All of the records below should be output exactly.

##### Data in this exercise

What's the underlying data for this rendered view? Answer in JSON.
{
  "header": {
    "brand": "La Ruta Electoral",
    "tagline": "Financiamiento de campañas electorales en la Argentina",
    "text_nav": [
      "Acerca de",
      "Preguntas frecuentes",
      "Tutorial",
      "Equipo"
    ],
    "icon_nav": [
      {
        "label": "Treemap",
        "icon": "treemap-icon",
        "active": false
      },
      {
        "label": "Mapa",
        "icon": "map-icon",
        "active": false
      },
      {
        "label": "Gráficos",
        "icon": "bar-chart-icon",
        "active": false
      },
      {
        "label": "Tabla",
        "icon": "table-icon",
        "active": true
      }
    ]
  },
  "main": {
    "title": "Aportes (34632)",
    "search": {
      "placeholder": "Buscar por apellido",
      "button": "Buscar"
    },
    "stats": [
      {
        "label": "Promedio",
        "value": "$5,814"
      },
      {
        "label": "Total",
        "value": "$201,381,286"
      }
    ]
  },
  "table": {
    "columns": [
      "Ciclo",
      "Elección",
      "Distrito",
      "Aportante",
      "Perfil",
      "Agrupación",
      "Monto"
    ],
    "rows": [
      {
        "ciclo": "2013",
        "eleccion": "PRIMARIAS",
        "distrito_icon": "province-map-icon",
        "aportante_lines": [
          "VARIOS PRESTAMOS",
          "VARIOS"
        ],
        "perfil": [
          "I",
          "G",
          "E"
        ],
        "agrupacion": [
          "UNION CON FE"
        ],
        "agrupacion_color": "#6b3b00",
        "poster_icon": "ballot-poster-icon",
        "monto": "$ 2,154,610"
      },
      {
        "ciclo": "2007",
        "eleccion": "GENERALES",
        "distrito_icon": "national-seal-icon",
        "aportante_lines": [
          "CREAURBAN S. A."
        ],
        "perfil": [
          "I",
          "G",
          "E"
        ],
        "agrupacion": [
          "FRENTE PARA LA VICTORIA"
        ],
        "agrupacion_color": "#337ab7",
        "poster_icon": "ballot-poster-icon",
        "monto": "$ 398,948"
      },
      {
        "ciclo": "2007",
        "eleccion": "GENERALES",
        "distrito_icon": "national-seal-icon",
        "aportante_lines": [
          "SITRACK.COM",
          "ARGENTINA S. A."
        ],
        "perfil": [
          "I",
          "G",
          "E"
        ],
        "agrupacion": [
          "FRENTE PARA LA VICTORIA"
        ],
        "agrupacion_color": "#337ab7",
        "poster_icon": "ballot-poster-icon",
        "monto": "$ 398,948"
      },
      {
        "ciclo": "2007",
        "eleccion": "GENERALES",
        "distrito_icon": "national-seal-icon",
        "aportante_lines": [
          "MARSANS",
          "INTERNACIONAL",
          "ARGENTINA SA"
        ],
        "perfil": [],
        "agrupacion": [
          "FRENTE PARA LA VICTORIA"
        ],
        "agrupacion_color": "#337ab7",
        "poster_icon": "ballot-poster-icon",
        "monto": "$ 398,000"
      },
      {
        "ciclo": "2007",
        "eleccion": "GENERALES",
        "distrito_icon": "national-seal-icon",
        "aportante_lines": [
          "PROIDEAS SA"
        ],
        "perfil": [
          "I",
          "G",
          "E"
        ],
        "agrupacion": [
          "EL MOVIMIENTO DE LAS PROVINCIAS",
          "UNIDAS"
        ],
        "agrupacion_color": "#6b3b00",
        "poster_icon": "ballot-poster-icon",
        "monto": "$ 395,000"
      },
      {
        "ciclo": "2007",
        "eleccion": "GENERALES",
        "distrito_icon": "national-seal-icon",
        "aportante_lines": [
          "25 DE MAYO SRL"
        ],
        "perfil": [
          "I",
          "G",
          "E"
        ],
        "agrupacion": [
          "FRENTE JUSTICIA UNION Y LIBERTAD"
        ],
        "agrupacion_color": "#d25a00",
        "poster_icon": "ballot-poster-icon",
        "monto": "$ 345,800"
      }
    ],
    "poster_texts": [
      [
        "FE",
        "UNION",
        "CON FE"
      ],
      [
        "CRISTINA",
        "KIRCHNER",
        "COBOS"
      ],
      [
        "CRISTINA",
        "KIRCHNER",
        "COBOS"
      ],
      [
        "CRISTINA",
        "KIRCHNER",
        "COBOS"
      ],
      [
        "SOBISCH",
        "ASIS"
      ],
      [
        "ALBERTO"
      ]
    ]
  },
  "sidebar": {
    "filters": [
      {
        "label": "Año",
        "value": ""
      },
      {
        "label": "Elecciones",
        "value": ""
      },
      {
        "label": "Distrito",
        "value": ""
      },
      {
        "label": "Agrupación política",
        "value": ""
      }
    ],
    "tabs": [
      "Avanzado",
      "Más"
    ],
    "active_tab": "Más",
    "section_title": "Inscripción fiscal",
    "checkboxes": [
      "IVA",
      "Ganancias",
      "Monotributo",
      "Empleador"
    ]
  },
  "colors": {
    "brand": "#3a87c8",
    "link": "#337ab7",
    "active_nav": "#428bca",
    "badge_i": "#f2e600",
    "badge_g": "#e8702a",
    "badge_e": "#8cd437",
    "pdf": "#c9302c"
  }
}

##########

Finished answer.
What's the underlying data for this rendered view? Answer in JSON.
{
  "header": {
    "brand": "La Ruta Electoral",
    "tagline": "Financiamiento de campañas electorales en la Argentina",
    "text_nav": [
      "Acerca de",
      "Preguntas frecuentes",
      "Tutorial",
      "Equipo"
    ],
    "icon_nav": [
      {
        "label": "Treemap",
        "icon": "treemap-icon",
        "active": false
      },
      {
        "label": "Mapa",
        "icon": "map-icon",
        "active": false
      },
      {
        "label": "Gráficos",
        "icon": "bar-chart-icon",
        "active": false
      },
      {
        "label": "Tabla",
        "icon": "table-icon",
        "active": true
      }
    ]
  },
  "main": {
    "title": "Aportes (34632)",
    "search": {
      "placeholder": "Buscar por apellido",
      "button": "Buscar"
    },
    "stats": [
      {
        "label": "Promedio",
        "value": "$5,814"
      },
      {
        "label": "Total",
        "value": "$201,381,286"
      }
    ]
  },
  "table": {
    "columns": [
      "Ciclo",
      "Elección",
      "Distrito",
      "Aportante",
      "Perfil",
      "Agrupación",
      "Monto"
    ],
    "rows": [
      {
        "ciclo": "2013",
        "eleccion": "PRIMARIAS",
        "distrito_icon": "province-map-icon",
        "aportante_lines": [
          "VARIOS PRESTAMOS",
          "VARIOS"
        ],
        "perfil": [
          "I",
          "G",
          "E"
        ],
        "agrupacion": [
          "UNION CON FE"
        ],
        "agrupacion_color": "#6b3b00",
        "poster_icon": "ballot-poster-icon",
        "monto": "$ 2,154,610"
      },
      {
        "ciclo": "2007",
        "eleccion": "GENERALES",
        "distrito_icon": "national-seal-icon",
        "aportante_lines": [
          "CREAURBAN S. A."
        ],
        "perfil": [
          "I",
          "G",
          "E"
        ],
        "agrupacion": [
          "FRENTE PARA LA VICTORIA"
        ],
        "agrupacion_color": "#337ab7",
        "poster_icon": "ballot-poster-icon",
        "monto": "$ 398,948"
      },
      {
        "ciclo": "2007",
        "eleccion": "GENERALES",
        "distrito_icon": "national-seal-icon",
        "aportante_lines": [
          "SITRACK.COM",
          "ARGENTINA S. A."
        ],
        "perfil": [
          "I",
          "G",
          "E"
        ],
        "agrupacion": [
          "FRENTE PARA LA VICTORIA"
        ],
        "agrupacion_color": "#337ab7",
        "poster_icon": "ballot-poster-icon",
        "monto": "$ 398,948"
      },
      {
        "ciclo": "2007",
        "eleccion": "GENERALES",
        "distrito_icon": "national-seal-icon",
        "aportante_lines": [
          "MARSANS",
          "INTERNACIONAL",
          "ARGENTINA SA"
        ],
        "perfil": [],
        "agrupacion": [
          "FRENTE PARA LA VICTORIA"
        ],
        "agrupacion_color": "#337ab7",
        "poster_icon": "ballot-poster-icon",
        "monto": "$ 398,000"
      },
      {
        "ciclo": "2007",
        "eleccion": "GENERALES",
        "distrito_icon": "national-seal-icon",
        "aportante_lines": [
          "PROIDEAS SA"
        ],
        "perfil": [
          "I",
          "G",
          "E"
        ],
        "agrupacion": [
          "EL MOVIMIENTO DE LAS PROVINCIAS",
          "UNIDAS"
        ],
        "agrupacion_color": "#6b3b00",
        "poster_icon": "ballot-poster-icon",
        "monto": "$ 395,000"
      },
      {
        "ciclo": "2007",
        "eleccion": "GENERALES",
        "distrito_icon": "national-seal-icon",
        "aportante_lines": [
          "25 DE MAYO SRL"
        ],
        "perfil": [
          "I",
          "G",
          "E"
        ],
        "agrupacion": [
          "FRENTE JUSTICIA UNION Y LIBERTAD"
        ],
        "agrupacion_color": "#d25a00",
        "poster_icon": "ballot-poster-icon",
        "monto": "$ 345,800"
      }
    ],
    "poster_texts": [
      [
        "FE",
        "UNION",
        "CON FE"
      ],
      [
        "CRISTINA",
        "KIRCHNER",
        "COBOS"
      ],
      [
        "CRISTINA",
        "KIRCHNER",
        "COBOS"
      ],
      [
        "CRISTINA",
        "KIRCHNER",
        "COBOS"
      ],
      [
        "SOBISCH",
        "ASIS"
      ],
      [
        "ALBERTO"
      ]
    ]
  },
  "sidebar": {
    "filters": [
      {
        "label": "Año",
        "value": ""
      },
      {
        "label": "Elecciones",
        "value": ""
      },
      {
        "label": "Distrito",
        "value": ""
      },
      {
        "label": "Agrupación política",
        "value": ""
      }
    ],
    "tabs": [
      "Avanzado",
      "Más"
    ],
    "active_tab": "Más",
    "section_title": "Inscripción fiscal",
    "checkboxes": [
      "IVA",
      "Ganancias",
      "Monotributo",
      "Empleador"
    ]
  },
  "colors": {
    "brand": "#3a87c8",
    "link": "#337ab7",
    "active_nav": "#428bca",
    "badge_i": "#f2e600",
    "badge_g": "#e8702a",
    "badge_e": "#8cd437",
    "pdf": "#c9302c"
  }
}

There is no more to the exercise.